## Exercise details
Please rewrite the lines from the line with "List every element" up to and including the line with "gauge-widget (0, 0, 500, 500)", changing "gauge-arc" to "gauge-ring" and keeping everything else the same. Leave out the pictures.

## Stored records
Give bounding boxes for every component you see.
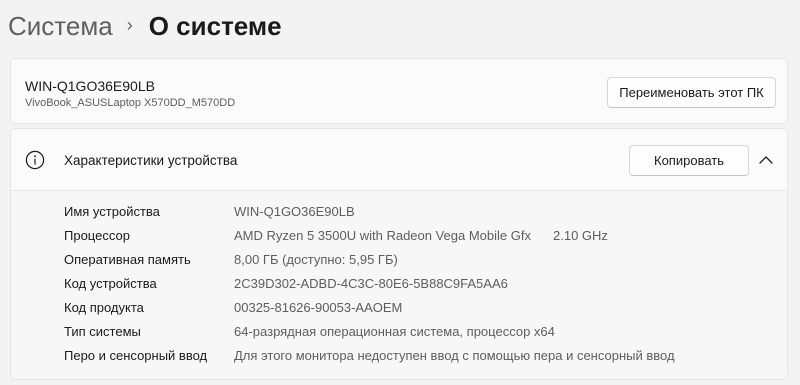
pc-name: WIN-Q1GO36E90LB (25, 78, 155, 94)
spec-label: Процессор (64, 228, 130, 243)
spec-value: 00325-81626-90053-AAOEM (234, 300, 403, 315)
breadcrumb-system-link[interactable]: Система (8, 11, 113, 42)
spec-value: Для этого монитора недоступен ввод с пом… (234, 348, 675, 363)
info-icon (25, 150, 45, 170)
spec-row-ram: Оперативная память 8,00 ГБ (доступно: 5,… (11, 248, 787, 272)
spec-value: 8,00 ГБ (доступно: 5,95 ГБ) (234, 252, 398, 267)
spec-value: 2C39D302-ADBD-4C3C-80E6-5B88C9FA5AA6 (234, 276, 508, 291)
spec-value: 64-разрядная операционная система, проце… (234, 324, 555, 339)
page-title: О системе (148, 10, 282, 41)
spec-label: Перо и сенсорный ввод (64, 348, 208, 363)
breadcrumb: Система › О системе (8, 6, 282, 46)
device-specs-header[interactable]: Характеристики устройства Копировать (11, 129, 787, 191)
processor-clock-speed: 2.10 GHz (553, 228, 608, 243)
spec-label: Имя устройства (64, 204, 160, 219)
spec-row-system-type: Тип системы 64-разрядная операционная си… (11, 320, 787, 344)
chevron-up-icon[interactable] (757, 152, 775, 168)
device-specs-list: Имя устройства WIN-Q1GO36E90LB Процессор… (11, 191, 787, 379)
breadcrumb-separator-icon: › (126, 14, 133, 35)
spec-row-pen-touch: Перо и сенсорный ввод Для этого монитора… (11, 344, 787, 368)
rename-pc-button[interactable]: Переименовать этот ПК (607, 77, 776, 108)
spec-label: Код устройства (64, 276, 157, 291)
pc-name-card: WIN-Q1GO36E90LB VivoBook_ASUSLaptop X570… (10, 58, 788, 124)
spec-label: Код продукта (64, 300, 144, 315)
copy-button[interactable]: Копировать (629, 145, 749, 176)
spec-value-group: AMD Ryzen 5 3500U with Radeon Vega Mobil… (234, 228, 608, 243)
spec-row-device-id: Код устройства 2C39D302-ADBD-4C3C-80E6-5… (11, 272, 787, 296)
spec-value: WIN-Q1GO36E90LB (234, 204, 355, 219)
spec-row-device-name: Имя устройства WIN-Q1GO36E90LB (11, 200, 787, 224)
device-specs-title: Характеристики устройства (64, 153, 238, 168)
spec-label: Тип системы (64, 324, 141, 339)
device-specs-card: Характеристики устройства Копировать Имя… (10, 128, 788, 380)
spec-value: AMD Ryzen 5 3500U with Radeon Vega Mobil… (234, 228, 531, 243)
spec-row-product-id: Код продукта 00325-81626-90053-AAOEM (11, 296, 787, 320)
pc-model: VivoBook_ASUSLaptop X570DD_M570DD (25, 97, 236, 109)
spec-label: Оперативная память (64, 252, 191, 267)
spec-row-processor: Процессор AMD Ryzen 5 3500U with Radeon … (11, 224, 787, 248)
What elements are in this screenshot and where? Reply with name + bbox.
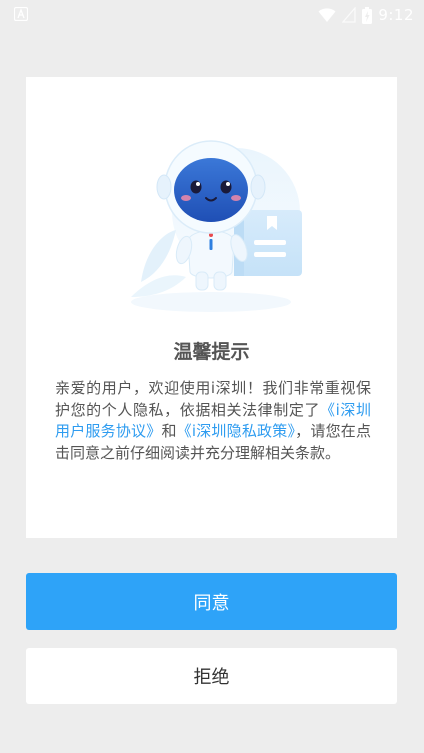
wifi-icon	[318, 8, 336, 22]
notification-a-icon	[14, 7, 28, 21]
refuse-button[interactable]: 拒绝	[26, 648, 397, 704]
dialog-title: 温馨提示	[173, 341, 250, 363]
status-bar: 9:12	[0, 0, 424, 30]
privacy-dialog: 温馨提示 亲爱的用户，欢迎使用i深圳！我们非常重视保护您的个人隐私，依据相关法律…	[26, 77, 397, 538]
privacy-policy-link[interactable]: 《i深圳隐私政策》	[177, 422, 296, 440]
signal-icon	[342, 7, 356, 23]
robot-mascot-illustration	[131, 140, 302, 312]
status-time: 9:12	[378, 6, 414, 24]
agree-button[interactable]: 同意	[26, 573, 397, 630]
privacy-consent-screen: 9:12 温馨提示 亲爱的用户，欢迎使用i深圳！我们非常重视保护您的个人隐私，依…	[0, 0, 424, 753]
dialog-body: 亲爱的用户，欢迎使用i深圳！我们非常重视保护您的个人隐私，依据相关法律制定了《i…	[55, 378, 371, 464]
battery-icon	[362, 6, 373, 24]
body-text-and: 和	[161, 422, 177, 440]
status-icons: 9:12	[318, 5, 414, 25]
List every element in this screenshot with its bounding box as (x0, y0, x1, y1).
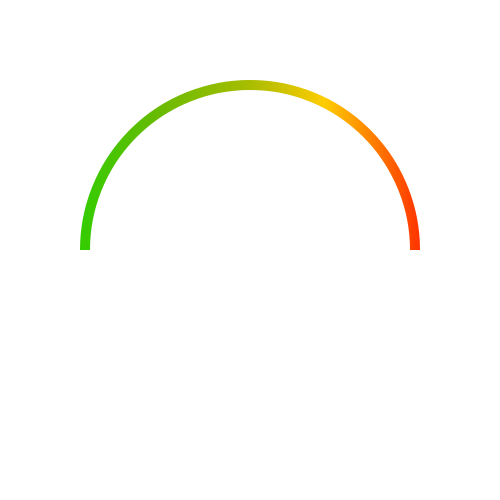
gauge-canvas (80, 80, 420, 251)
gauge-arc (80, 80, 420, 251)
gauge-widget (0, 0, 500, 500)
==
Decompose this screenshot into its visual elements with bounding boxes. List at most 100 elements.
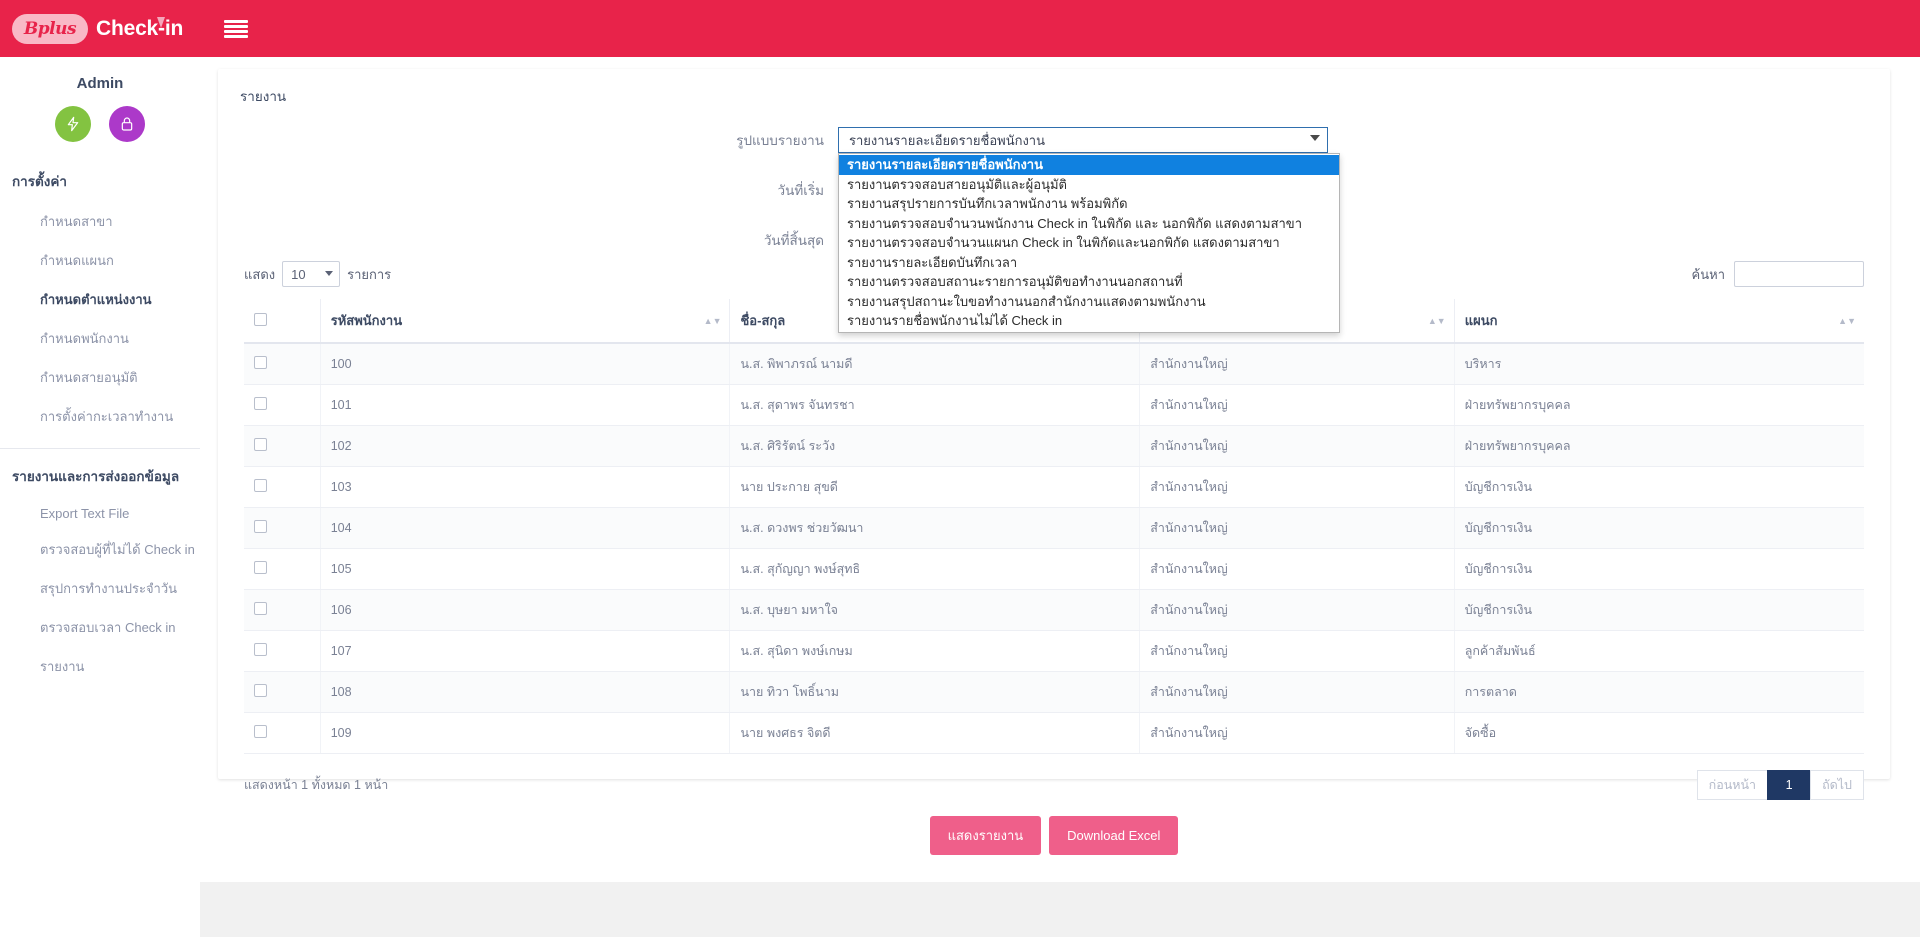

## Exercise result
List every element in this screenshot with its bounding box as (x0, y0, x1, y1).
gauge-canvas (80, 80, 420, 251)
gauge-ring (80, 80, 420, 251)
gauge-widget (0, 0, 500, 500)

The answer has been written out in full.